===== Dataset

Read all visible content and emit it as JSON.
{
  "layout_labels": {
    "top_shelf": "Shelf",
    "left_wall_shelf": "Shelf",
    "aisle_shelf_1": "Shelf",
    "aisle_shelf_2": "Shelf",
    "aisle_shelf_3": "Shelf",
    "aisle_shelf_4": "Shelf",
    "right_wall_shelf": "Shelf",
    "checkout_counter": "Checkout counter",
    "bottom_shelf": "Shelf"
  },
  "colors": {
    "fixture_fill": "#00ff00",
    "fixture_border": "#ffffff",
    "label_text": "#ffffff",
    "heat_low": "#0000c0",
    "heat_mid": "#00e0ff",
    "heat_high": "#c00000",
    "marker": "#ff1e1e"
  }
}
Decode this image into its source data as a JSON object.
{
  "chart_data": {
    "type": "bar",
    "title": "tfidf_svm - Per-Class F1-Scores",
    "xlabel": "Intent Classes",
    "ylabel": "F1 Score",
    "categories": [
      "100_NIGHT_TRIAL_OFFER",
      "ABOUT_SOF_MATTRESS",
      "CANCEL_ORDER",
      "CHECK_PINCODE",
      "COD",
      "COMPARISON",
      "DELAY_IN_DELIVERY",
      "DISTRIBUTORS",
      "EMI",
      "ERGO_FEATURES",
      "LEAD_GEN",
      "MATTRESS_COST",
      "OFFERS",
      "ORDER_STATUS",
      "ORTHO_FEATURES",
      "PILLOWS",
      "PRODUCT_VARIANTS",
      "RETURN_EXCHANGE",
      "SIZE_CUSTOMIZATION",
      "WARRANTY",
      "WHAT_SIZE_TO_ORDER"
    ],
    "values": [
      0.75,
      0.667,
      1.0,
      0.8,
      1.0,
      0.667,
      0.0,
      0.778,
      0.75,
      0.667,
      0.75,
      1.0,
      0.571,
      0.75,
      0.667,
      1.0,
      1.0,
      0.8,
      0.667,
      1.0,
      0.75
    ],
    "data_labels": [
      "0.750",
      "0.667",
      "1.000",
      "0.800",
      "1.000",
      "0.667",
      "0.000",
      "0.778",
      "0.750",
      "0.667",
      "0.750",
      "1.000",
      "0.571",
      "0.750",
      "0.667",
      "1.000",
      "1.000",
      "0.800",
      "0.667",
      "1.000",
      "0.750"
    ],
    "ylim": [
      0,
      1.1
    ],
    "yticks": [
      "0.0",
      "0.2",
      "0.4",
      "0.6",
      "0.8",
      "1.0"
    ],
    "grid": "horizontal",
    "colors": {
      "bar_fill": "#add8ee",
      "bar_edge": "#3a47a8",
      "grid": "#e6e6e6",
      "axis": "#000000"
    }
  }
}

==========

What you need to do => The records above should be repeated in full, exactly as given.

Finished task =>
Read all visible content and emit it as JSON.
{
  "layout_labels": {
    "top_shelf": "Shelf",
    "left_wall_shelf": "Shelf",
    "aisle_shelf_1": "Shelf",
    "aisle_shelf_2": "Shelf",
    "aisle_shelf_3": "Shelf",
    "aisle_shelf_4": "Shelf",
    "right_wall_shelf": "Shelf",
    "checkout_counter": "Checkout counter",
    "bottom_shelf": "Shelf"
  },
  "colors": {
    "fixture_fill": "#00ff00",
    "fixture_border": "#ffffff",
    "label_text": "#ffffff",
    "heat_low": "#0000c0",
    "heat_mid": "#00e0ff",
    "heat_high": "#c00000",
    "marker": "#ff1e1e"
  }
}
Decode this image into its source data as a JSON object.
{
  "chart_data": {
    "type": "bar",
    "title": "tfidf_svm - Per-Class F1-Scores",
    "xlabel": "Intent Classes",
    "ylabel": "F1 Score",
    "categories": [
      "100_NIGHT_TRIAL_OFFER",
      "ABOUT_SOF_MATTRESS",
      "CANCEL_ORDER",
      "CHECK_PINCODE",
      "COD",
      "COMPARISON",
      "DELAY_IN_DELIVERY",
      "DISTRIBUTORS",
      "EMI",
      "ERGO_FEATURES",
      "LEAD_GEN",
      "MATTRESS_COST",
      "OFFERS",
      "ORDER_STATUS",
      "ORTHO_FEATURES",
      "PILLOWS",
      "PRODUCT_VARIANTS",
      "RETURN_EXCHANGE",
      "SIZE_CUSTOMIZATION",
      "WARRANTY",
      "WHAT_SIZE_TO_ORDER"
    ],
    "values": [
      0.75,
      0.667,
      1.0,
      0.8,
      1.0,
      0.667,
      0.0,
      0.778,
      0.75,
      0.667,
      0.75,
      1.0,
      0.571,
      0.75,
      0.667,
      1.0,
      1.0,
      0.8,
      0.667,
      1.0,
      0.75
    ],
    "data_labels": [
      "0.750",
      "0.667",
      "1.000",
      "0.800",
      "1.000",
      "0.667",
      "0.000",
      "0.778",
      "0.750",
      "0.667",
      "0.750",
      "1.000",
      "0.571",
      "0.750",
      "0.667",
      "1.000",
      "1.000",
      "0.800",
      "0.667",
      "1.000",
      "0.750"
    ],
    "ylim": [
      0,
      1.1
    ],
    "yticks": [
      "0.0",
      "0.2",
      "0.4",
      "0.6",
      "0.8",
      "1.0"
    ],
    "grid": "horizontal",
    "colors": {
      "bar_fill": "#add8ee",
      "bar_edge": "#3a47a8",
      "grid": "#e6e6e6",
      "axis": "#000000"
    }
  }
}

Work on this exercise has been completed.